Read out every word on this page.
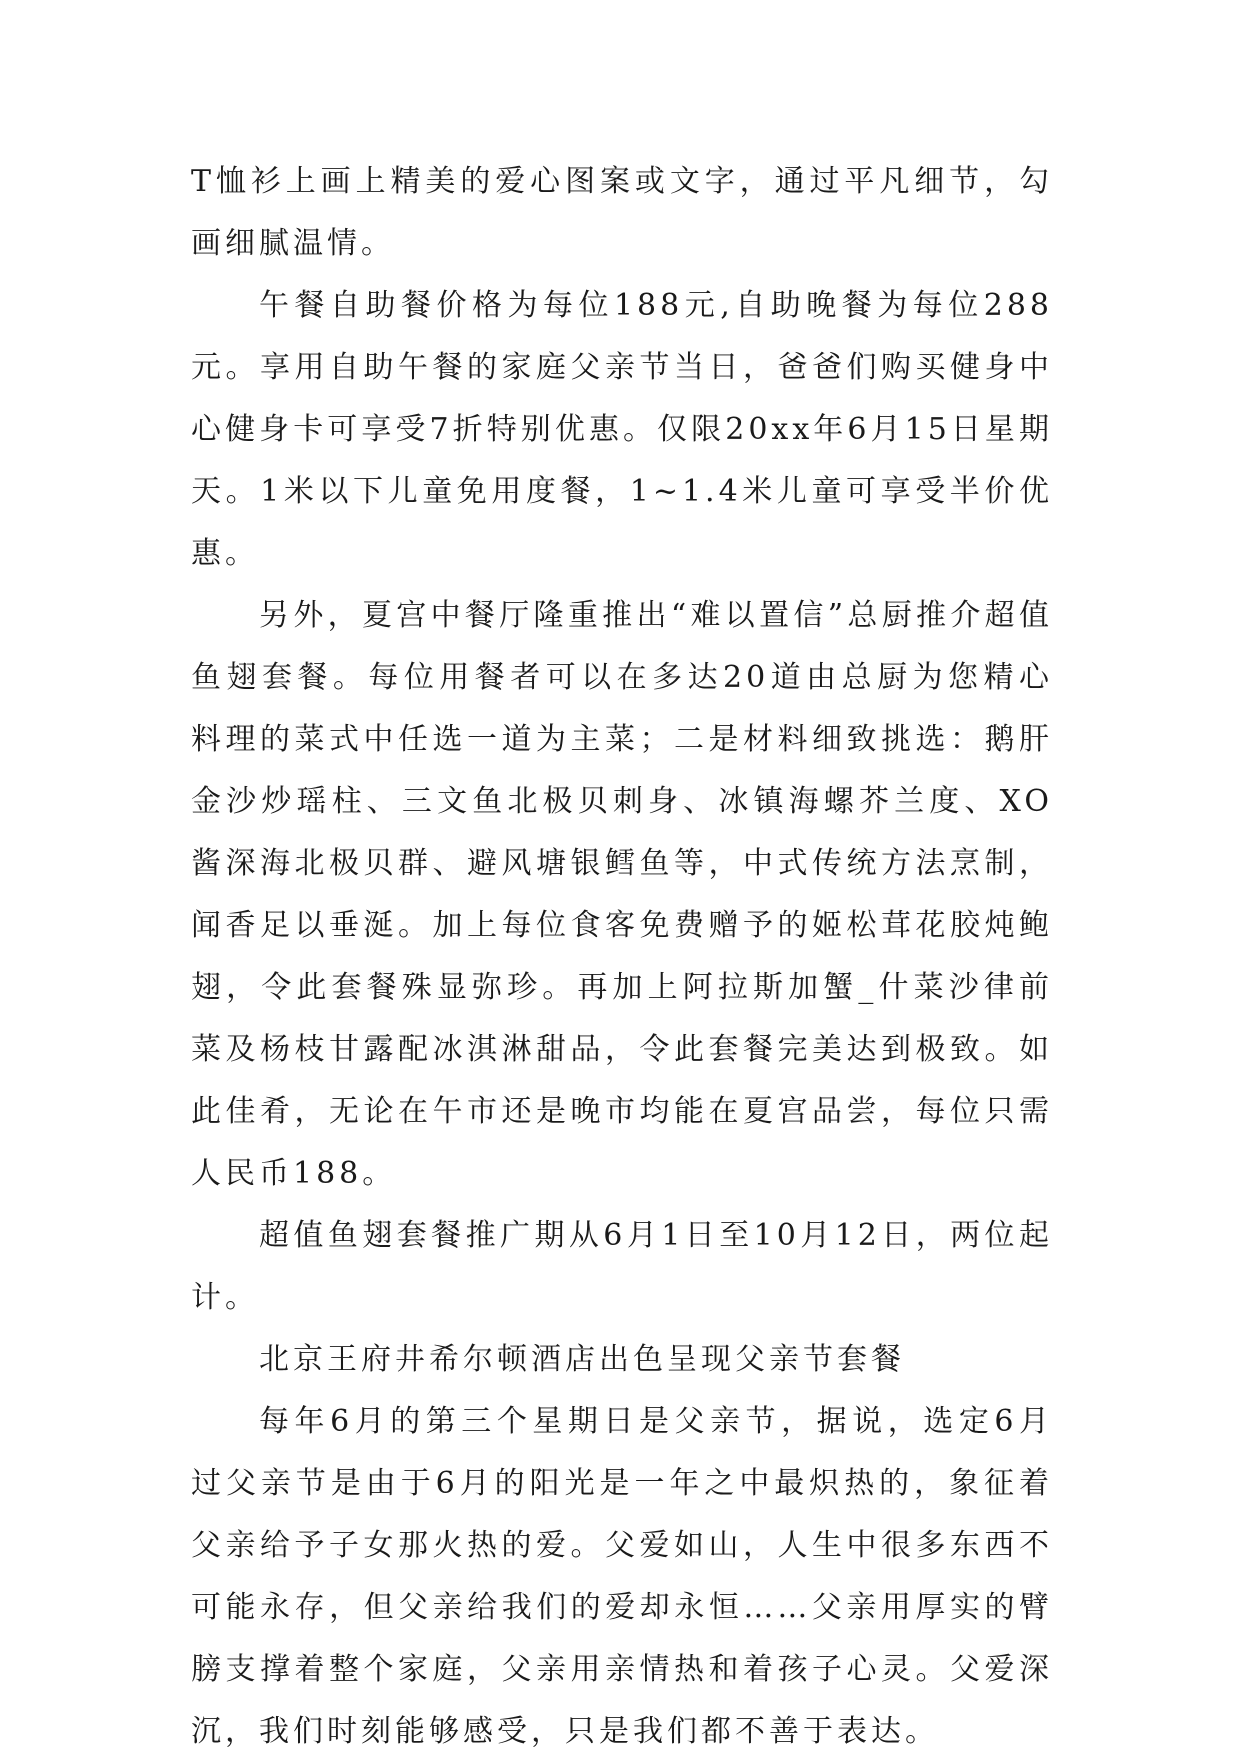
T恤衫上画上精美的爱心图案或文字，通过平凡细节，勾画细腻温情。

午餐自助餐价格为每位188元,自助晚餐为每位288元。享用自助午餐的家庭父亲节当日，爸爸们购买健身中心健身卡可享受7折特别优惠。仅限20xx年6月15日星期天。1米以下儿童免用度餐，1~1.4米儿童可享受半价优惠。

另外，夏宫中餐厅隆重推出“难以置信”总厨推介超值鱼翅套餐。每位用餐者可以在多达20道由总厨为您精心料理的菜式中任选一道为主菜；二是材料细致挑选：鹅肝金沙炒瑶柱、三文鱼北极贝刺身、冰镇海螺芥兰度、XO酱深海北极贝群、避风塘银鳕鱼等，中式传统方法烹制，闻香足以垂涎。加上每位食客免费赠予的姬松茸花胶炖鲍翅，令此套餐殊显弥珍。再加上阿拉斯加蟹_什菜沙律前菜及杨枝甘露配冰淇淋甜品，令此套餐完美达到极致。如此佳肴，无论在午市还是晚市均能在夏宫品尝，每位只需人民币188。

超值鱼翅套餐推广期从6月1日至10月12日，两位起计。

北京王府井希尔顿酒店出色呈现父亲节套餐

每年6月的第三个星期日是父亲节，据说，选定6月过父亲节是由于6月的阳光是一年之中最炽热的，象征着父亲给予子女那火热的爱。父爱如山，人生中很多东西不可能永存，但父亲给我们的爱却永恒……父亲用厚实的臂膀支撑着整个家庭，父亲用亲情热和着孩子心灵。父爱深沉，我们时刻能够感受，只是我们都不善于表达。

····················

Your instructions: Return the records exactly. Don't carry the pictures over.

Task solution:
Read out every word on this page.
T恤衫上画上精美的爱心图案或文字，通过平凡细节，勾画细腻温情。

午餐自助餐价格为每位188元,自助晚餐为每位288元。享用自助午餐的家庭父亲节当日，爸爸们购买健身中心健身卡可享受7折特别优惠。仅限20xx年6月15日星期天。1米以下儿童免用度餐，1~1.4米儿童可享受半价优惠。

另外，夏宫中餐厅隆重推出“难以置信”总厨推介超值鱼翅套餐。每位用餐者可以在多达20道由总厨为您精心料理的菜式中任选一道为主菜；二是材料细致挑选：鹅肝金沙炒瑶柱、三文鱼北极贝刺身、冰镇海螺芥兰度、XO酱深海北极贝群、避风塘银鳕鱼等，中式传统方法烹制，闻香足以垂涎。加上每位食客免费赠予的姬松茸花胶炖鲍翅，令此套餐殊显弥珍。再加上阿拉斯加蟹_什菜沙律前菜及杨枝甘露配冰淇淋甜品，令此套餐完美达到极致。如此佳肴，无论在午市还是晚市均能在夏宫品尝，每位只需人民币188。

超值鱼翅套餐推广期从6月1日至10月12日，两位起计。

北京王府井希尔顿酒店出色呈现父亲节套餐

每年6月的第三个星期日是父亲节，据说，选定6月过父亲节是由于6月的阳光是一年之中最炽热的，象征着父亲给予子女那火热的爱。父爱如山，人生中很多东西不可能永存，但父亲给我们的爱却永恒……父亲用厚实的臂膀支撑着整个家庭，父亲用亲情热和着孩子心灵。父爱深沉，我们时刻能够感受，只是我们都不善于表达。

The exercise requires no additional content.